-- Start --

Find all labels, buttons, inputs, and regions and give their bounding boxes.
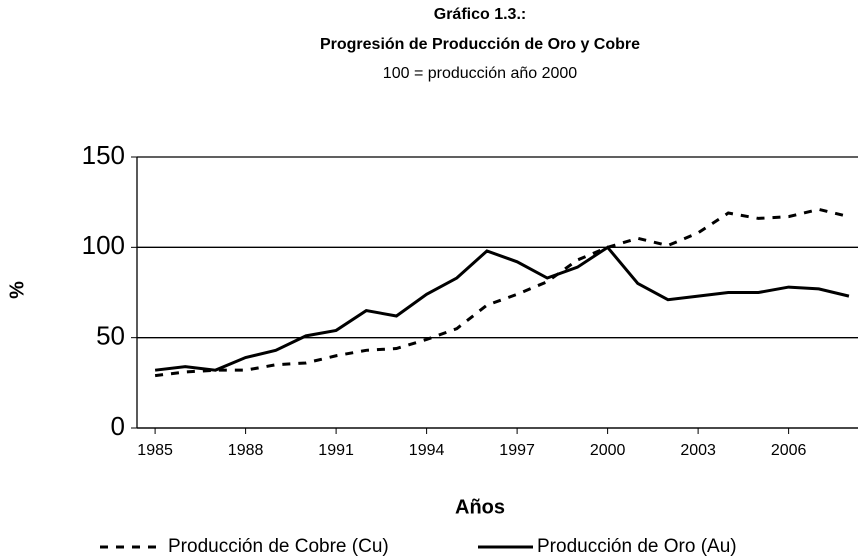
chart-note: 100 = producción año 2000 xyxy=(383,65,577,82)
x-tick-label: 2003 xyxy=(680,442,716,459)
series-line xyxy=(154,207,850,378)
series-line xyxy=(154,245,850,372)
x-tick-label: 1997 xyxy=(499,442,535,459)
x-tick-label: 1991 xyxy=(318,442,354,459)
legend-label: Producción de Cobre (Cu) xyxy=(168,536,389,557)
legend-label: Producción de Oro (Au) xyxy=(537,536,737,557)
x-tick-label: 2006 xyxy=(771,442,807,459)
x-tick-label: 1994 xyxy=(409,442,445,459)
y-tick-label: 50 xyxy=(96,321,125,351)
x-tick-label: 2000 xyxy=(590,442,626,459)
chart-subtitle: Progresión de Producción de Oro y Cobre xyxy=(320,36,640,53)
y-axis-label: % xyxy=(6,281,28,299)
x-tick-label: 1985 xyxy=(137,442,173,459)
x-tick-label: 1988 xyxy=(228,442,264,459)
y-tick-label: 100 xyxy=(82,230,125,260)
y-tick-label: 150 xyxy=(82,140,125,170)
x-axis-label: Años xyxy=(455,496,505,518)
chart-title: Gráfico 1.3.: xyxy=(434,6,526,23)
y-tick-label: 0 xyxy=(111,411,125,441)
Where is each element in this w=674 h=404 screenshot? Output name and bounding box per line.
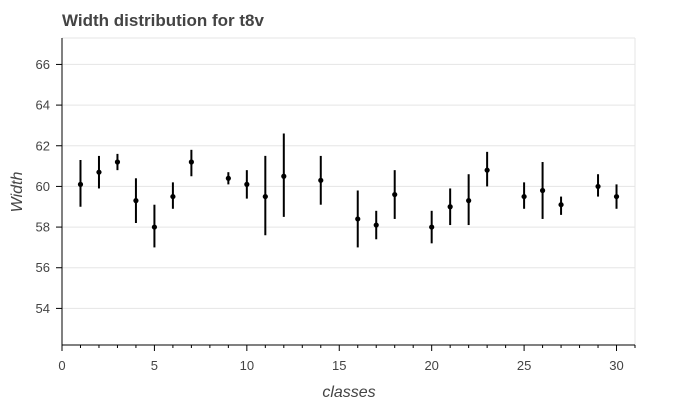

-- End --

Work to do
Put the data above into a JSON list of strings with one string per line, skipping blank lines and leaving out the pictures.

Response
[
  "Find all labels, buttons, inputs, and regions and give their bounding boxes.",
  "chart-note: 100 = producción año 2000 xyxy=(383,65,577,82)",
  "x-tick-label: 2003 xyxy=(680,442,716,459)",
  "series-line xyxy=(154,207,850,378)",
  "series-line xyxy=(154,245,850,372)",
  "x-tick-label: 1997 xyxy=(499,442,535,459)",
  "x-tick-label: 1991 xyxy=(318,442,354,459)",
  "legend-label: Producción de Cobre (Cu) xyxy=(168,536,389,557)",
  "legend-label: Producción de Oro (Au) xyxy=(537,536,737,557)",
  "x-tick-label: 2006 xyxy=(771,442,807,459)",
  "x-tick-label: 1994 xyxy=(409,442,445,459)",
  "y-tick-label: 50 xyxy=(96,321,125,351)",
  "x-tick-label: 2000 xyxy=(590,442,626,459)",
  "chart-subtitle: Progresión de Producción de Oro y Cobre xyxy=(320,36,640,53)",
  "y-axis-label: % xyxy=(6,281,28,299)",
  "x-tick-label: 1985 xyxy=(137,442,173,459)",
  "x-tick-label: 1988 xyxy=(228,442,264,459)",
  "y-tick-label: 100 xyxy=(82,230,125,260)",
  "y-tick-label: 150 xyxy=(82,140,125,170)",
  "x-axis-label: Años xyxy=(455,496,505,518)",
  "chart-title: Gráfico 1.3.: xyxy=(434,6,526,23)",
  "y-tick-label: 0 xyxy=(111,411,125,441)",
  "Where is each element in this w=674 h=404 screenshot? Output name and bounding box per line."
]